**Work to do:** Check every line of the material below for the string "如果分针的长度是时针的", and return the ones that have it.
— BEGIN —
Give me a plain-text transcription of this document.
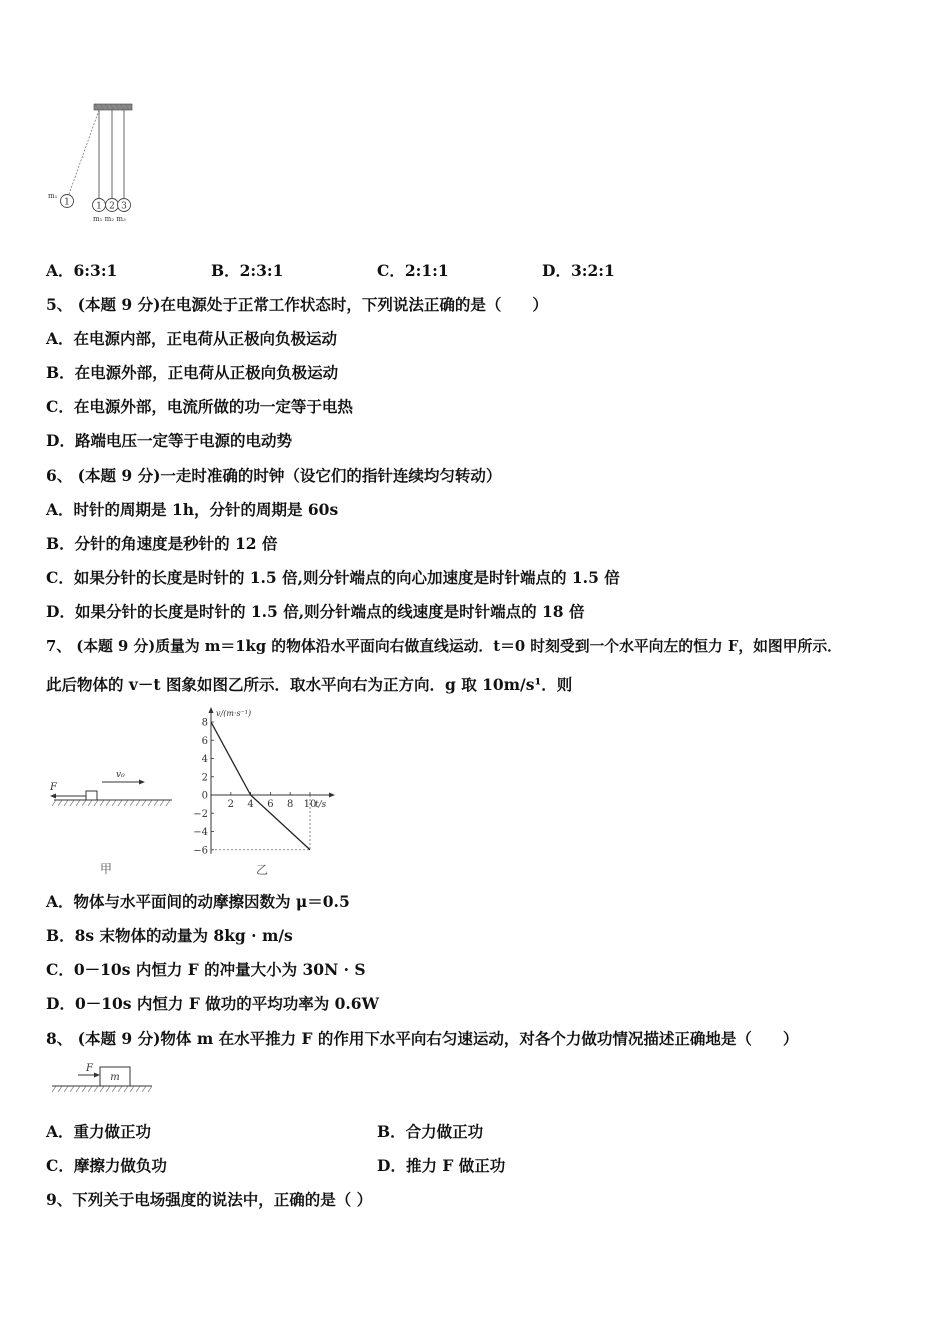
1
m₁
1 2 3
m₁ m₂ m₃
A．6:3:1	B．2:3:1	C．2:1:1	D．3:2:1
5、 (本题 9 分)在电源处于正常工作状态时，下列说法正确的是（　　）
A．在电源内部，正电荷从正极向负极运动
B．在电源外部，正电荷从正极向负极运动
C．在电源外部，电流所做的功一定等于电热
D．路端电压一定等于电源的电动势
6、 (本题 9 分)一走时准确的时钟（设它们的指针连续均匀转动）
A．时针的周期是 1h，分针的周期是 60s
B．分针的角速度是秒针的 12 倍
C．如果分针的长度是时针的 1.5 倍,则分针端点的向心加速度是时针端点的 1.5 倍
D．如果分针的长度是时针的 1.5 倍,则分针端点的线速度是时针端点的 18 倍
7、 (本题 9 分)质量为 m＝1kg 的物体沿水平面向右做直线运动．t＝0 时刻受到一个水平向左的恒力 F，如图甲所示．
此后物体的 v－t 图象如图乙所示．取水平向右为正方向．g 取 10m/s¹．则
F
v₀
甲	乙
8
6
4
2
0
−2
−4
−6
2 4 6 8 10
v/(m·s⁻¹)
t/s
A．物体与水平面间的动摩擦因数为 μ＝0.5
B．8s 末物体的动量为 8kg · m/s
C．0－10s 内恒力 F 的冲量大小为 30N · S
D．0－10s 内恒力 F 做功的平均功率为 0.6W
8、 (本题 9 分)物体 m 在水平推力 F 的作用下水平向右匀速运动，对各个力做功情况描述正确地是（　　）
m
F
A．重力做正功	B．合力做正功
C．摩擦力做负功	D．推力 F 做正功
9、下列关于电场强度的说法中，正确的是（ ）
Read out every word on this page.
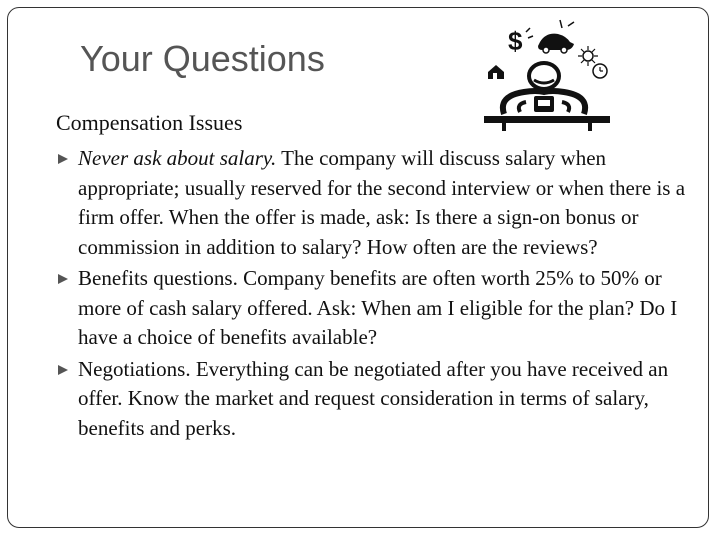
Your Questions	$
Compensation Issues
Never ask about salary. The company will discuss salary when appropriate; usually reserved for the second interview or when there is a firm offer. When the offer is made, ask: Is there a sign-on bonus or commission in addition to salary? How often are the reviews?
Benefits questions. Company benefits are often worth 25% to 50% or more of cash salary offered. Ask: When am I eligible for the plan? Do I have a choice of benefits available?
Negotiations. Everything can be negotiated after you have received an offer. Know the market and request consideration in terms of salary, benefits and perks.
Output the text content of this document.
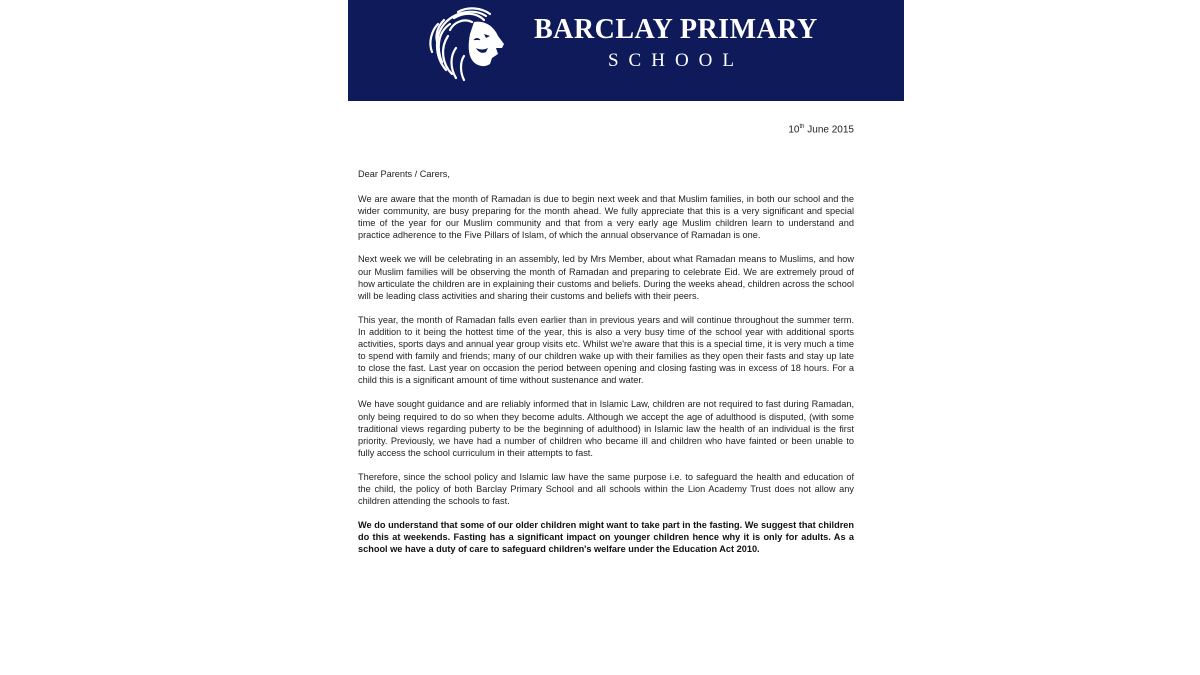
BARCLAY PRIMARY
SCHOOL
10th June 2015

Dear Parents / Carers,

We are aware that the month of Ramadan is due to begin next week and that Muslim families, in both our school and the wider community, are busy preparing for the month ahead. We fully appreciate that this is a very significant and special time of the year for our Muslim community and that from a very early age Muslim children learn to understand and practice adherence to the Five Pillars of Islam, of which the annual observance of Ramadan is one.

Next week we will be celebrating in an assembly, led by Mrs Member, about what Ramadan means to Muslims, and how our Muslim families will be observing the month of Ramadan and preparing to celebrate Eid. We are extremely proud of how articulate the children are in explaining their customs and beliefs. During the weeks ahead, children across the school will be leading class activities and sharing their customs and beliefs with their peers.

This year, the month of Ramadan falls even earlier than in previous years and will continue throughout the summer term. In addition to it being the hottest time of the year, this is also a very busy time of the school year with additional sports activities, sports days and annual year group visits etc. Whilst we're aware that this is a special time, it is very much a time to spend with family and friends; many of our children wake up with their families as they open their fasts and stay up late to close the fast. Last year on occasion the period between opening and closing fasting was in excess of 18 hours. For a child this is a significant amount of time without sustenance and water.

We have sought guidance and are reliably informed that in Islamic Law, children are not required to fast during Ramadan, only being required to do so when they become adults. Although we accept the age of adulthood is disputed, (with some traditional views regarding puberty to be the beginning of adulthood) in Islamic law the health of an individual is the first priority. Previously, we have had a number of children who became ill and children who have fainted or been unable to fully access the school curriculum in their attempts to fast.

Therefore, since the school policy and Islamic law have the same purpose i.e. to safeguard the health and education of the child, the policy of both Barclay Primary School and all schools within the Lion Academy Trust does not allow any children attending the schools to fast.

We do understand that some of our older children might want to take part in the fasting. We suggest that children do this at weekends. Fasting has a significant impact on younger children hence why it is only for adults. As a school we have a duty of care to safeguard children's welfare under the Education Act 2010.
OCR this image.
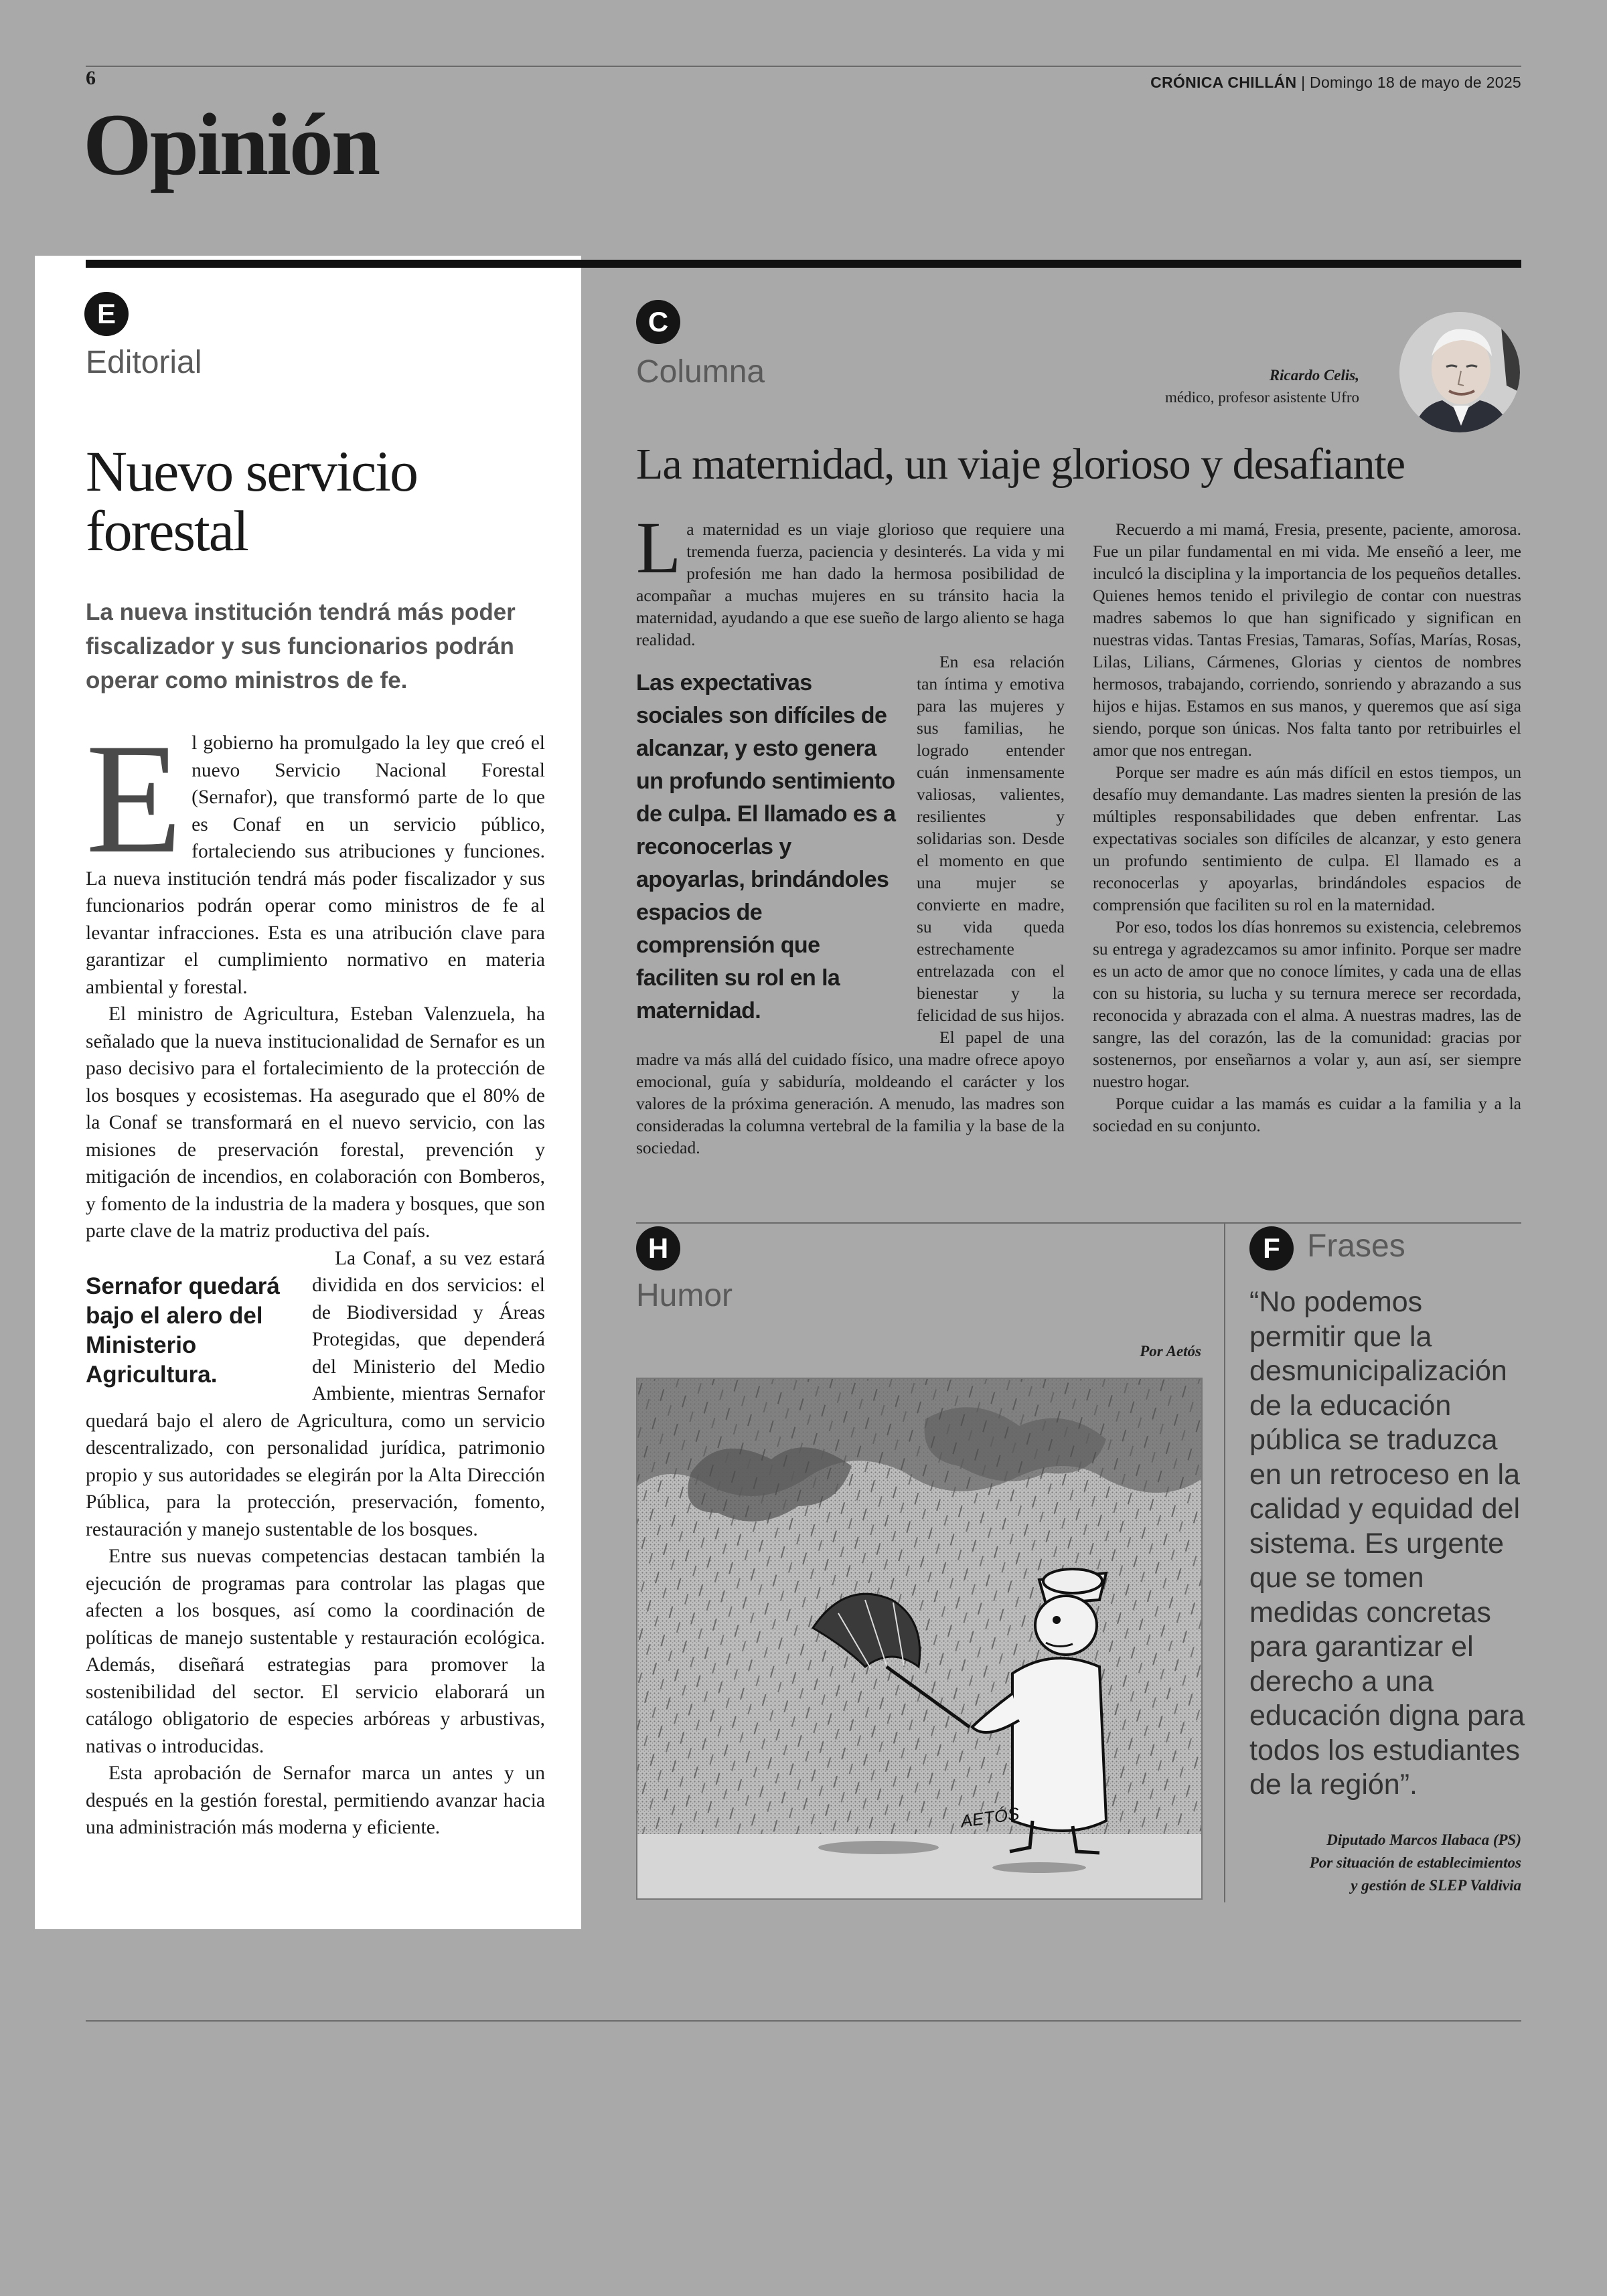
6	CRÓNICA CHILLÁN | Domingo 18 de mayo de 2025
Opinión
E
Editorial
Nuevo servicio forestal
La nueva institución tendrá más poder fiscalizador y sus funcionarios podrán operar como ministros de fe.
E l gobierno ha promulgado la ley que creó el nuevo Servicio Nacional Forestal (Sernafor), que transformó parte de lo que es Conaf en un servicio público, fortaleciendo sus atribuciones y funciones. La nueva institución tendrá más poder fiscalizador y sus funcionarios podrán operar como ministros de fe al levantar infracciones. Esta es una atribución clave para garantizar el cumplimiento normativo en materia ambiental y forestal.

El ministro de Agricultura, Esteban Valenzuela, ha señalado que la nueva institucionalidad de Sernafor es un paso decisivo para el fortalecimiento de la protección de los bosques y ecosistemas. Ha asegurado que el 80% de la Conaf se transformará en el nuevo servicio, con las misiones de preservación forestal, prevención y mitigación de incendios, en colaboración con Bomberos, y fomento de la industria de la madera y bosques, que son parte clave de la matriz productiva del país.

Sernafor quedará bajo el alero del Ministerio Agricultura.

La Conaf, a su vez estará dividida en dos servicios: el de Biodiversidad y Áreas Protegidas, que dependerá del Ministerio del Medio Ambiente, mientras Sernafor quedará bajo el alero de Agricultura, como un servicio descentralizado, con personalidad jurídica, patrimonio propio y sus autoridades se elegirán por la Alta Dirección Pública, para la protección, preservación, fomento, restauración y manejo sustentable de los bosques.

Entre sus nuevas competencias destacan también la ejecución de programas para controlar las plagas que afecten a los bosques, así como la coordinación de políticas de manejo sustentable y restauración ecológica. Además, diseñará estrategias para promover la sostenibilidad del sector. El servicio elaborará un catálogo obligatorio de especies arbóreas y arbustivas, nativas o introducidas.

Esta aprobación de Sernafor marca un antes y un después en la gestión forestal, permitiendo avanzar hacia una administración más moderna y eficiente.

C
Columna	Ricardo Celis,
médico, profesor asistente Ufro
La maternidad, un viaje glorioso y desafiante
L a maternidad es un viaje glorioso que requiere una tremenda fuerza, paciencia y desinterés. La vida y mi profesión me han dado la hermosa posibilidad de acompañar a muchas mujeres en su tránsito hacia la maternidad, ayudando a que ese sueño de largo aliento se haga realidad.

Las expectativas sociales son difíciles de alcanzar, y esto genera un profundo sentimiento de culpa. El llamado es a reconocerlas y apoyarlas, brindándoles espacios de comprensión que faciliten su rol en la maternidad.

En esa relación tan íntima y emotiva para las mujeres y sus familias, he logrado entender cuán inmensamente valiosas, valientes, resilientes y solidarias son. Desde el momento en que una mujer se convierte en madre, su vida queda estrechamente entrelazada con el bienestar y la felicidad de sus hijos.

El papel de una madre va más allá del cuidado físico, una madre ofrece apoyo emocional, guía y sabiduría, moldeando el carácter y los valores de la próxima generación. A menudo, las madres son consideradas la columna vertebral de la familia y la base de la sociedad.

Recuerdo a mi mamá, Fresia, presente, paciente, amorosa. Fue un pilar fundamental en mi vida. Me enseñó a leer, me inculcó la disciplina y la importancia de los pequeños detalles. Quienes hemos tenido el privilegio de contar con nuestras madres sabemos lo que han significado y significan en nuestras vidas. Tantas Fresias, Tamaras, Sofías, Marías, Rosas, Lilas, Lilians, Cármenes, Glorias y cientos de nombres hermosos, trabajando, corriendo, sonriendo y abrazando a sus hijos e hijas. Estamos en sus manos, y queremos que así siga siendo, porque son únicas. Nos falta tanto por retribuirles el amor que nos entregan.

Porque ser madre es aún más difícil en estos tiempos, un desafío muy demandante. Las madres sienten la presión de las múltiples responsabilidades que deben enfrentar. Las expectativas sociales son difíciles de alcanzar, y esto genera un profundo sentimiento de culpa. El llamado es a reconocerlas y apoyarlas, brindándoles espacios de comprensión que faciliten su rol en la maternidad.

Por eso, todos los días honremos su existencia, celebremos su entrega y agradezcamos su amor infinito. Porque ser madre es un acto de amor que no conoce límites, y cada una de ellas con su historia, su lucha y su ternura merece ser recordada, reconocida y abrazada con el alma. A nuestras madres, las de sangre, las del corazón, las de la comunidad: gracias por sostenernos, por enseñarnos a volar y, aun así, ser siempre nuestro hogar.

Porque cuidar a las mamás es cuidar a la familia y a la sociedad en su conjunto.

H
Humor
Por Aetós
AETÓS
F Frases
“No podemos permitir que la desmunicipalización de la educación pública se traduzca en un retroceso en la calidad y equidad del sistema. Es urgente que se tomen medidas concretas para garantizar el derecho a una educación digna para todos los estudiantes de la región”.
Diputado Marcos Ilabaca (PS)
Por situación de establecimientos
y gestión de SLEP Valdivia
— END —
**Exercise output:**
C．如果分针的长度是时针的 1.5 倍,则分针端点的向心加速度是时针端点的 1.5 倍
D．如果分针的长度是时针的 1.5 倍,则分针端点的线速度是时针端点的 18 倍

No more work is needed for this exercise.